* [Exercise objective] Your job is to retype all of the data word for word, leaving every image out.

* [Records for this exercise]
● ● ● ● ●

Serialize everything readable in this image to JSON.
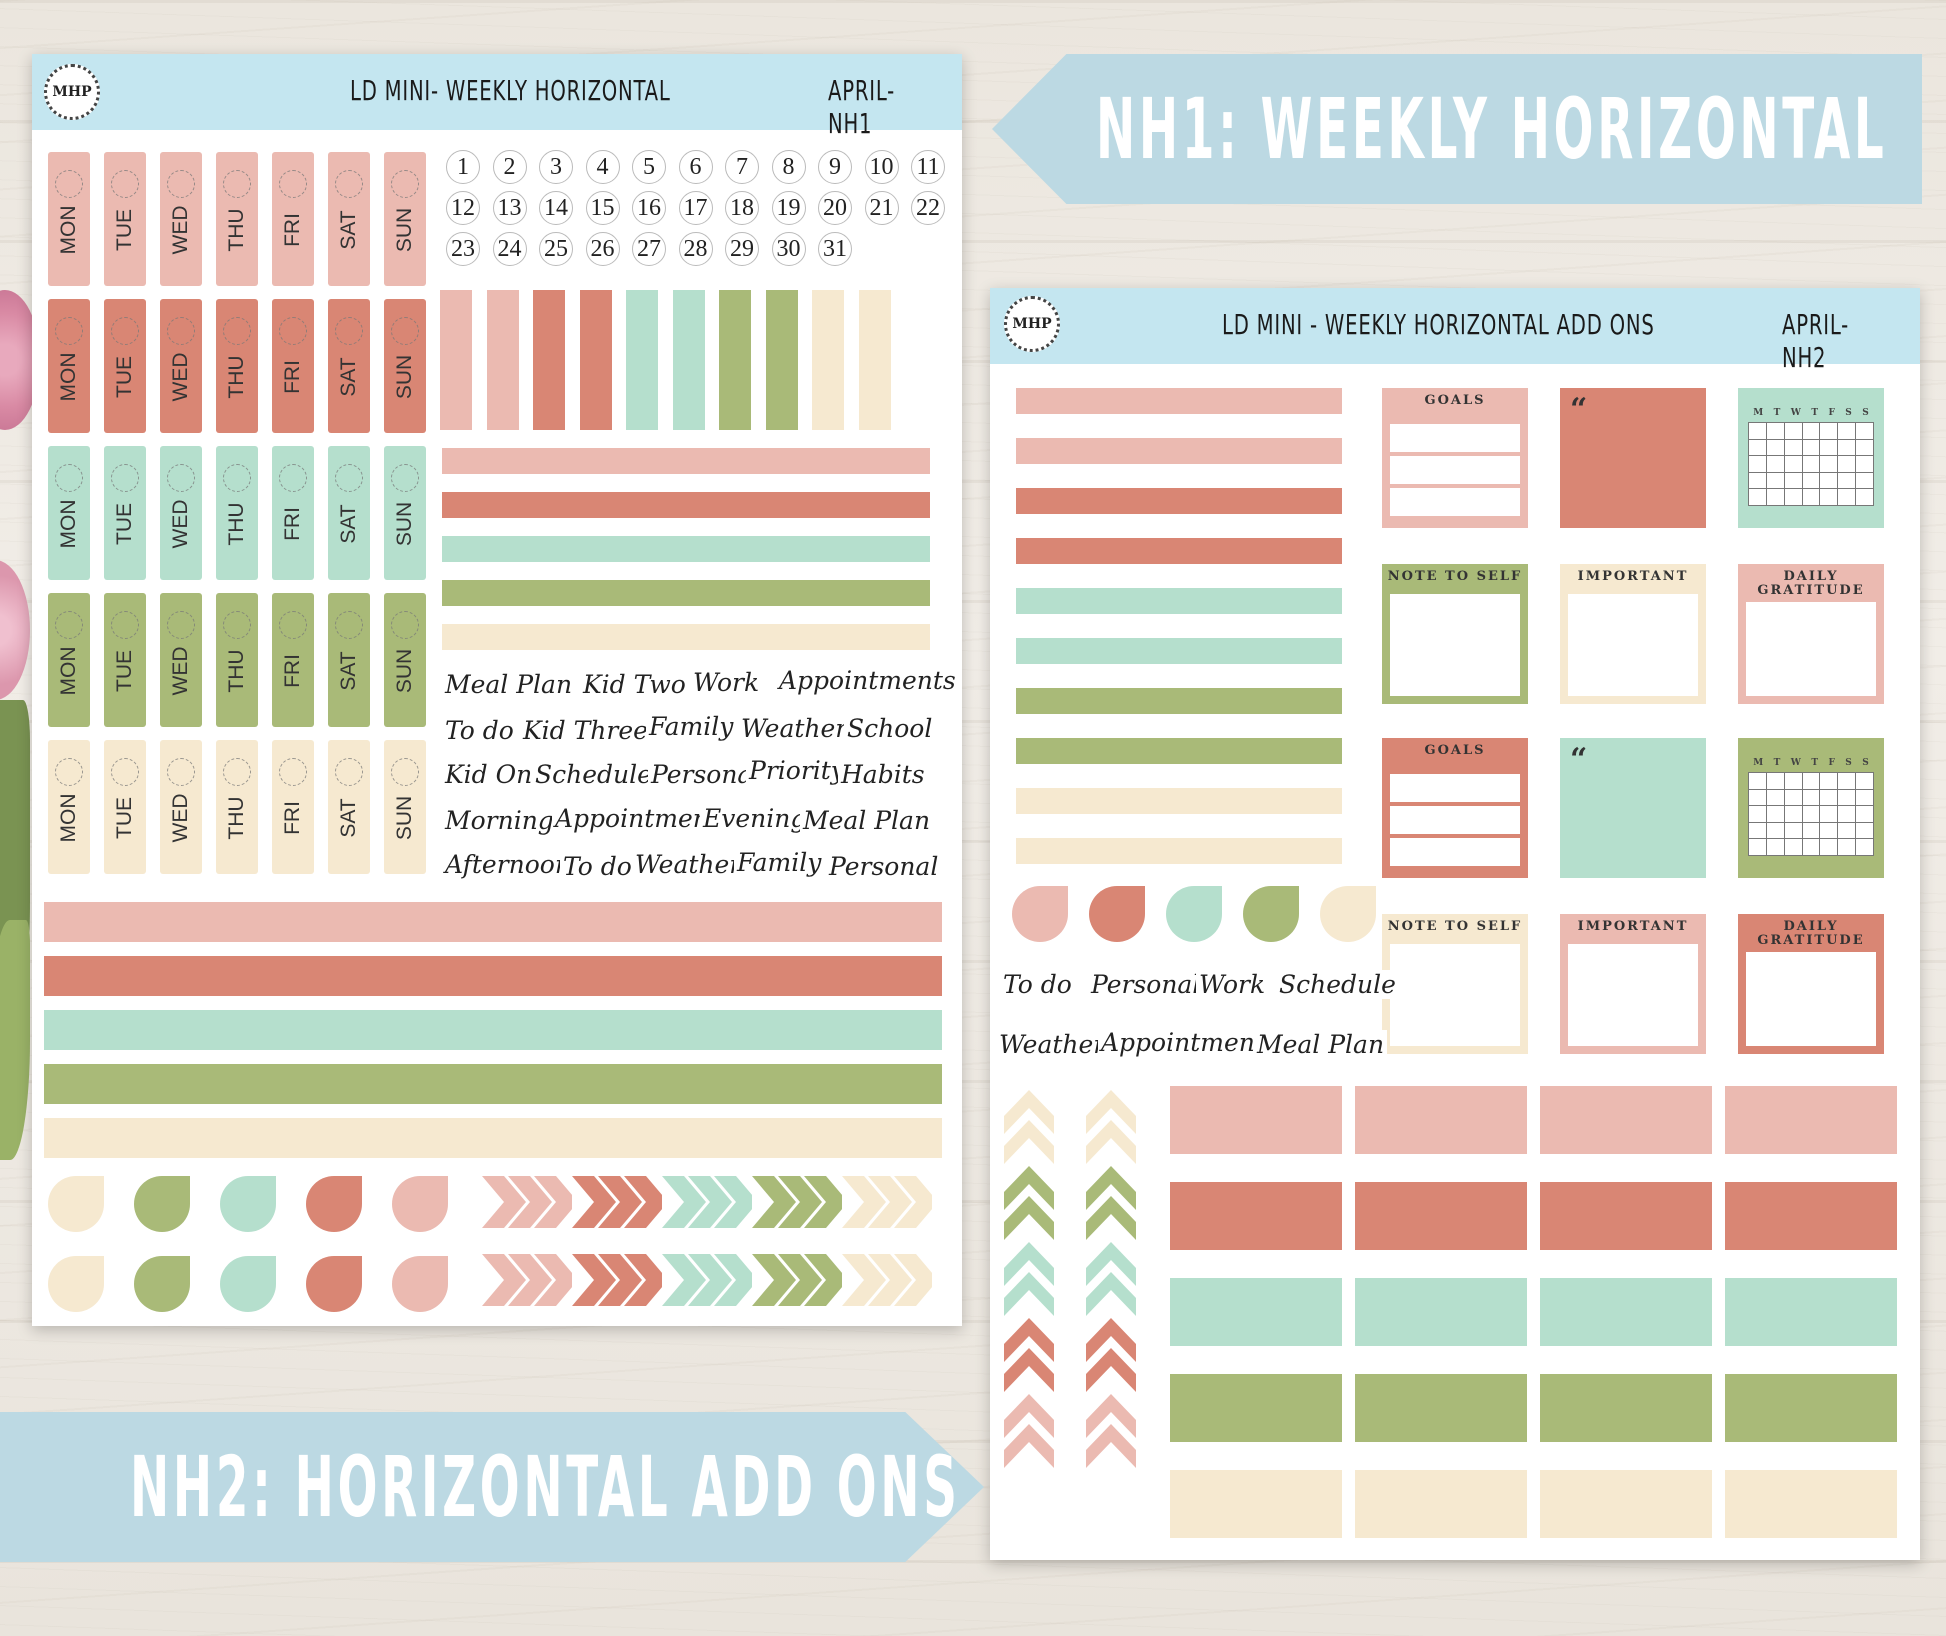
{
  "colors": {
    "pink": "#ebbab1",
    "coral": "#d98674",
    "mint": "#b5dfcd",
    "sage": "#a9ba78",
    "cream": "#f6e9d0",
    "header": "#c4e6f0",
    "banner": "#bcd9e3"
  },
  "sheet1": {
    "logo": "MHP",
    "title": "LD MINI- WEEKLY HORIZONTAL",
    "code": "APRIL-NH1",
    "days": [
      "MON",
      "TUE",
      "WED",
      "THU",
      "FRI",
      "SAT",
      "SUN"
    ],
    "dates": [
      "1",
      "2",
      "3",
      "4",
      "5",
      "6",
      "7",
      "8",
      "9",
      "10",
      "11",
      "12",
      "13",
      "14",
      "15",
      "16",
      "17",
      "18",
      "19",
      "20",
      "21",
      "22",
      "23",
      "24",
      "25",
      "26",
      "27",
      "28",
      "29",
      "30",
      "31"
    ],
    "words": [
      "Meal Plan",
      "Kid Two",
      "Work",
      "Appointments",
      "To do",
      "Kid Three",
      "Family",
      "Weather",
      "School",
      "Kid One",
      "Schedule",
      "Personal",
      "Priority",
      "Habits",
      "Morning",
      "Appointments",
      "Evening",
      "Meal Plan",
      "Afternoon",
      "To do",
      "Weather",
      "Family",
      "Personal"
    ]
  },
  "sheet2": {
    "logo": "MHP",
    "title": "LD MINI - WEEKLY HORIZONTAL ADD ONS",
    "code": "APRIL-NH2",
    "box_titles": {
      "goals": "GOALS",
      "note": "NOTE TO SELF",
      "important": "IMPORTANT",
      "gratitude": "DAILY GRATITUDE",
      "quote": "“"
    },
    "cal_days": [
      "M",
      "T",
      "W",
      "T",
      "F",
      "S",
      "S"
    ],
    "words": [
      "To do",
      "Personal",
      "Work",
      "Schedule",
      "Weather",
      "Appointments",
      "Meal Plan"
    ]
  },
  "banner_top": "NH1: WEEKLY HORIZONTAL",
  "banner_bottom": "NH2: HORIZONTAL ADD ONS"
}
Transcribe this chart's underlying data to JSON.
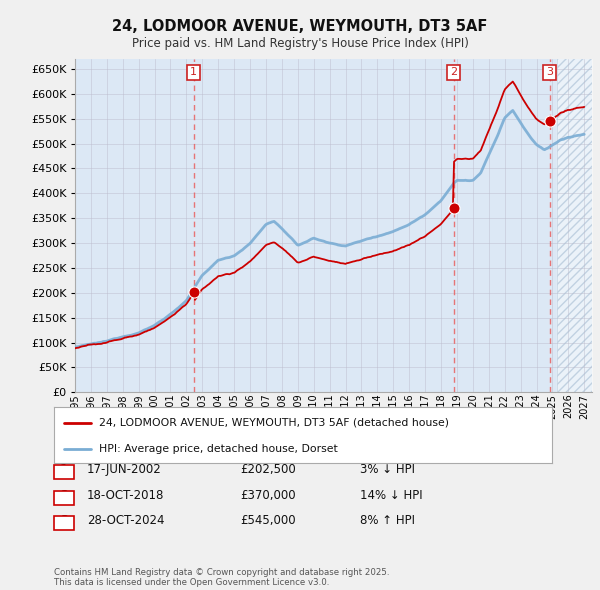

● ● ● ● ●

* [Task answer]
Serialize everything readable in this image to JSON.
{
  "colors": {
    "pink": "#ebbab1",
    "coral": "#d98674",
    "mint": "#b5dfcd",
    "sage": "#a9ba78",
    "cream": "#f6e9d0",
    "header": "#c4e6f0",
    "banner": "#bcd9e3"
  },
  "sheet1": {
    "logo": "MHP",
    "title": "LD MINI- WEEKLY HORIZONTAL",
    "code": "APRIL-NH1",
    "days": [
      "MON",
      "TUE",
      "WED",
      "THU",
      "FRI",
      "SAT",
      "SUN"
    ],
    "dates": [
      "1",
      "2",
      "3",
      "4",
      "5",
      "6",
      "7",
      "8",
      "9",
      "10",
      "11",
      "12",
      "13",
      "14",
      "15",
      "16",
      "17",
      "18",
      "19",
      "20",
      "21",
      "22",
      "23",
      "24",
      "25",
      "26",
      "27",
      "28",
      "29",
      "30",
      "31"
    ],
    "words": [
      "Meal Plan",
      "Kid Two",
      "Work",
      "Appointments",
      "To do",
      "Kid Three",
      "Family",
      "Weather",
      "School",
      "Kid One",
      "Schedule",
      "Personal",
      "Priority",
      "Habits",
      "Morning",
      "Appointments",
      "Evening",
      "Meal Plan",
      "Afternoon",
      "To do",
      "Weather",
      "Family",
      "Personal"
    ]
  },
  "sheet2": {
    "logo": "MHP",
    "title": "LD MINI - WEEKLY HORIZONTAL ADD ONS",
    "code": "APRIL-NH2",
    "box_titles": {
      "goals": "GOALS",
      "note": "NOTE TO SELF",
      "important": "IMPORTANT",
      "gratitude": "DAILY GRATITUDE",
      "quote": "“"
    },
    "cal_days": [
      "M",
      "T",
      "W",
      "T",
      "F",
      "S",
      "S"
    ],
    "words": [
      "To do",
      "Personal",
      "Work",
      "Schedule",
      "Weather",
      "Appointments",
      "Meal Plan"
    ]
  },
  "banner_top": "NH1: WEEKLY HORIZONTAL",
  "banner_bottom": "NH2: HORIZONTAL ADD ONS"
}
Transcribe this chart's underlying data to JSON.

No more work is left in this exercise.